[BEGIN Data entries]
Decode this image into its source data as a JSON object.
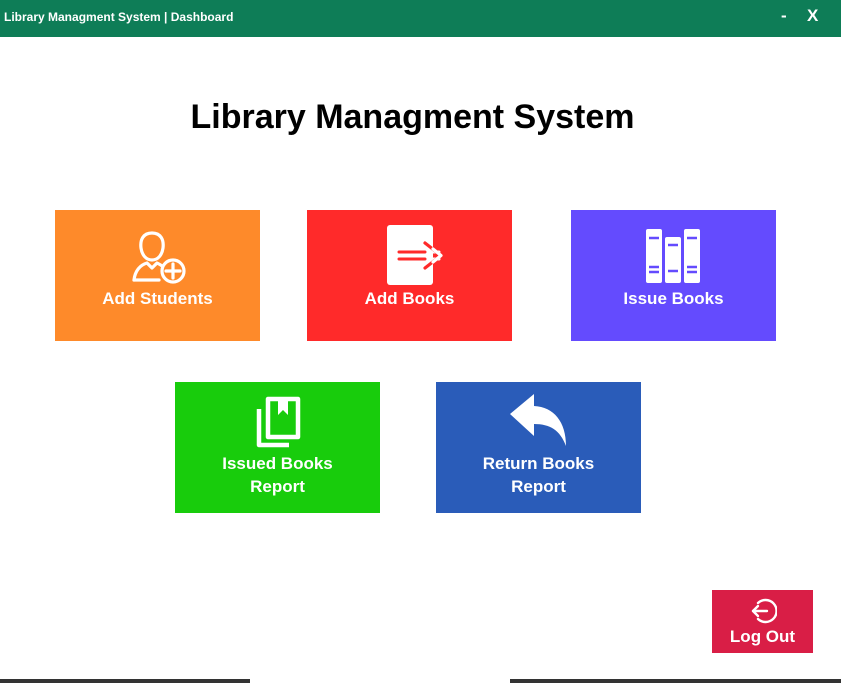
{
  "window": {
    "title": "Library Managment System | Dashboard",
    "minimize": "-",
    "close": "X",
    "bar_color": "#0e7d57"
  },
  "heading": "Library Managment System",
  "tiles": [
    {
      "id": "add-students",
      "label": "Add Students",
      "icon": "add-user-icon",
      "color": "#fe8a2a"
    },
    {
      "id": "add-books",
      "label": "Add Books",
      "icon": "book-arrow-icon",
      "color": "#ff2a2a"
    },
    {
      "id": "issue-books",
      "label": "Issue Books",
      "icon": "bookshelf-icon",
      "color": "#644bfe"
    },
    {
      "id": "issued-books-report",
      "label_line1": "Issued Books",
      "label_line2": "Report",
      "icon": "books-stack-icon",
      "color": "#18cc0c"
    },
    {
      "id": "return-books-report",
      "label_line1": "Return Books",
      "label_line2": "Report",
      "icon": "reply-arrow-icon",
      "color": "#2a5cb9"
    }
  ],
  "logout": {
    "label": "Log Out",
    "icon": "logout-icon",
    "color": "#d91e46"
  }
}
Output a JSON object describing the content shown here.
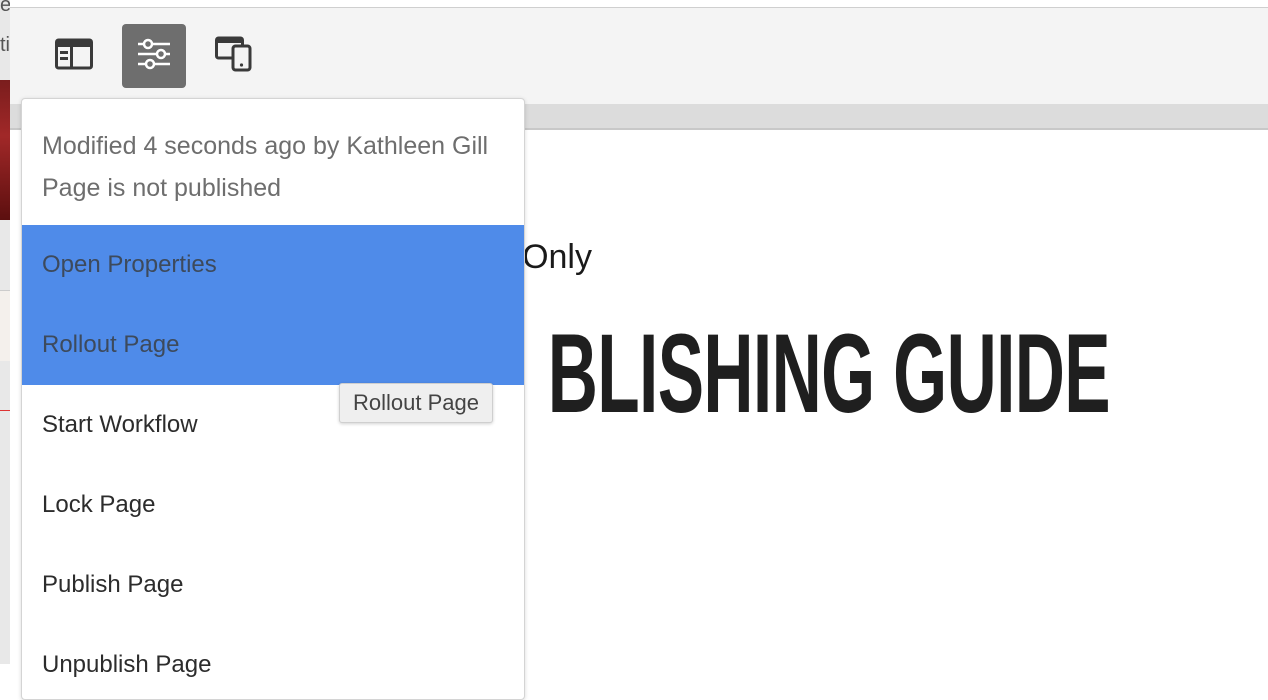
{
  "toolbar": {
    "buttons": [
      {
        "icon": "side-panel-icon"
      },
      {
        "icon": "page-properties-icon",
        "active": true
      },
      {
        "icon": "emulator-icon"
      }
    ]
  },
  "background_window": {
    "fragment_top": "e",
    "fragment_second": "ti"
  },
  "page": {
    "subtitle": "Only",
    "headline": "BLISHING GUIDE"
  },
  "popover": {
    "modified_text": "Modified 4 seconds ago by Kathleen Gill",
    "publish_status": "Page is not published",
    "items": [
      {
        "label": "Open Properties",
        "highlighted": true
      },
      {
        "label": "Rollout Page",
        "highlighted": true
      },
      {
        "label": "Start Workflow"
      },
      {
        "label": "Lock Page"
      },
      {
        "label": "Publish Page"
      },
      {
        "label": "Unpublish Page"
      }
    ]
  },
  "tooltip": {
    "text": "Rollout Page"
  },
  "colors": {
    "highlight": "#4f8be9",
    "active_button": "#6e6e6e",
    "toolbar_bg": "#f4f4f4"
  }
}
[END Data entries]
§ **What to do**: Copy the data exactly. Any picture it contains is to be omitted.

§ **Solution to this exercise**:
Decode this image into its source data as a JSON object.
{
  "window": {
    "title": "Library Managment System | Dashboard",
    "minimize": "-",
    "close": "X",
    "bar_color": "#0e7d57"
  },
  "heading": "Library Managment System",
  "tiles": [
    {
      "id": "add-students",
      "label": "Add Students",
      "icon": "add-user-icon",
      "color": "#fe8a2a"
    },
    {
      "id": "add-books",
      "label": "Add Books",
      "icon": "book-arrow-icon",
      "color": "#ff2a2a"
    },
    {
      "id": "issue-books",
      "label": "Issue Books",
      "icon": "bookshelf-icon",
      "color": "#644bfe"
    },
    {
      "id": "issued-books-report",
      "label_line1": "Issued Books",
      "label_line2": "Report",
      "icon": "books-stack-icon",
      "color": "#18cc0c"
    },
    {
      "id": "return-books-report",
      "label_line1": "Return Books",
      "label_line2": "Report",
      "icon": "reply-arrow-icon",
      "color": "#2a5cb9"
    }
  ],
  "logout": {
    "label": "Log Out",
    "icon": "logout-icon",
    "color": "#d91e46"
  }
}
Output a JSON object describing the content shown here.
{
  "toolbar": {
    "buttons": [
      {
        "icon": "side-panel-icon"
      },
      {
        "icon": "page-properties-icon",
        "active": true
      },
      {
        "icon": "emulator-icon"
      }
    ]
  },
  "background_window": {
    "fragment_top": "e",
    "fragment_second": "ti"
  },
  "page": {
    "subtitle": "Only",
    "headline": "BLISHING GUIDE"
  },
  "popover": {
    "modified_text": "Modified 4 seconds ago by Kathleen Gill",
    "publish_status": "Page is not published",
    "items": [
      {
        "label": "Open Properties",
        "highlighted": true
      },
      {
        "label": "Rollout Page",
        "highlighted": true
      },
      {
        "label": "Start Workflow"
      },
      {
        "label": "Lock Page"
      },
      {
        "label": "Publish Page"
      },
      {
        "label": "Unpublish Page"
      }
    ]
  },
  "tooltip": {
    "text": "Rollout Page"
  },
  "colors": {
    "highlight": "#4f8be9",
    "active_button": "#6e6e6e",
    "toolbar_bg": "#f4f4f4"
  }
}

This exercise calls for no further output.